— start of Information provided —

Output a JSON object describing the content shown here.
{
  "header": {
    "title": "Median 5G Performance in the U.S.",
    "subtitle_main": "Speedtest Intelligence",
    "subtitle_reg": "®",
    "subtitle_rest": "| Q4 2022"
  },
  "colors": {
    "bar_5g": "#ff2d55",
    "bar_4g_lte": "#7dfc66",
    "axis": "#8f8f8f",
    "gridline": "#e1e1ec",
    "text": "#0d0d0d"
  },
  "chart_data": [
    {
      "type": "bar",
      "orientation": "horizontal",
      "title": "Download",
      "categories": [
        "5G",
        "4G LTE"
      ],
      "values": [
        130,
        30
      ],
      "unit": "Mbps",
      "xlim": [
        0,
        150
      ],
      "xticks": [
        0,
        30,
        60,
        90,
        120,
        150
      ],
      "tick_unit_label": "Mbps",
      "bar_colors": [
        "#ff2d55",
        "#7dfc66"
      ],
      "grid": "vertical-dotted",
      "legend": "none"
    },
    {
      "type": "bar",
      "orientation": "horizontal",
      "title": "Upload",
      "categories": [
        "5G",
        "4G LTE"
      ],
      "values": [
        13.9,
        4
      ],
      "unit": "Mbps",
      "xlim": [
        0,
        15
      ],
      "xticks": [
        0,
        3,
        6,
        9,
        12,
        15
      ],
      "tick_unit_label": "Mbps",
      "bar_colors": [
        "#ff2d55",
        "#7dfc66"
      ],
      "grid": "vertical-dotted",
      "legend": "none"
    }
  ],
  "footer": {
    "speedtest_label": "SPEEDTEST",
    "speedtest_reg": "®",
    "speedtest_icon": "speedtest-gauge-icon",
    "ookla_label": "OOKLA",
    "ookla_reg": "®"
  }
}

— end of Information provided —

## Challenge:
Copy every line of the records word for word.

## Solution to the problem:
Output a JSON object describing the content shown here.
{
  "header": {
    "title": "Median 5G Performance in the U.S.",
    "subtitle_main": "Speedtest Intelligence",
    "subtitle_reg": "®",
    "subtitle_rest": "| Q4 2022"
  },
  "colors": {
    "bar_5g": "#ff2d55",
    "bar_4g_lte": "#7dfc66",
    "axis": "#8f8f8f",
    "gridline": "#e1e1ec",
    "text": "#0d0d0d"
  },
  "chart_data": [
    {
      "type": "bar",
      "orientation": "horizontal",
      "title": "Download",
      "categories": [
        "5G",
        "4G LTE"
      ],
      "values": [
        130,
        30
      ],
      "unit": "Mbps",
      "xlim": [
        0,
        150
      ],
      "xticks": [
        0,
        30,
        60,
        90,
        120,
        150
      ],
      "tick_unit_label": "Mbps",
      "bar_colors": [
        "#ff2d55",
        "#7dfc66"
      ],
      "grid": "vertical-dotted",
      "legend": "none"
    },
    {
      "type": "bar",
      "orientation": "horizontal",
      "title": "Upload",
      "categories": [
        "5G",
        "4G LTE"
      ],
      "values": [
        13.9,
        4
      ],
      "unit": "Mbps",
      "xlim": [
        0,
        15
      ],
      "xticks": [
        0,
        3,
        6,
        9,
        12,
        15
      ],
      "tick_unit_label": "Mbps",
      "bar_colors": [
        "#ff2d55",
        "#7dfc66"
      ],
      "grid": "vertical-dotted",
      "legend": "none"
    }
  ],
  "footer": {
    "speedtest_label": "SPEEDTEST",
    "speedtest_reg": "®",
    "speedtest_icon": "speedtest-gauge-icon",
    "ookla_label": "OOKLA",
    "ookla_reg": "®"
  }
}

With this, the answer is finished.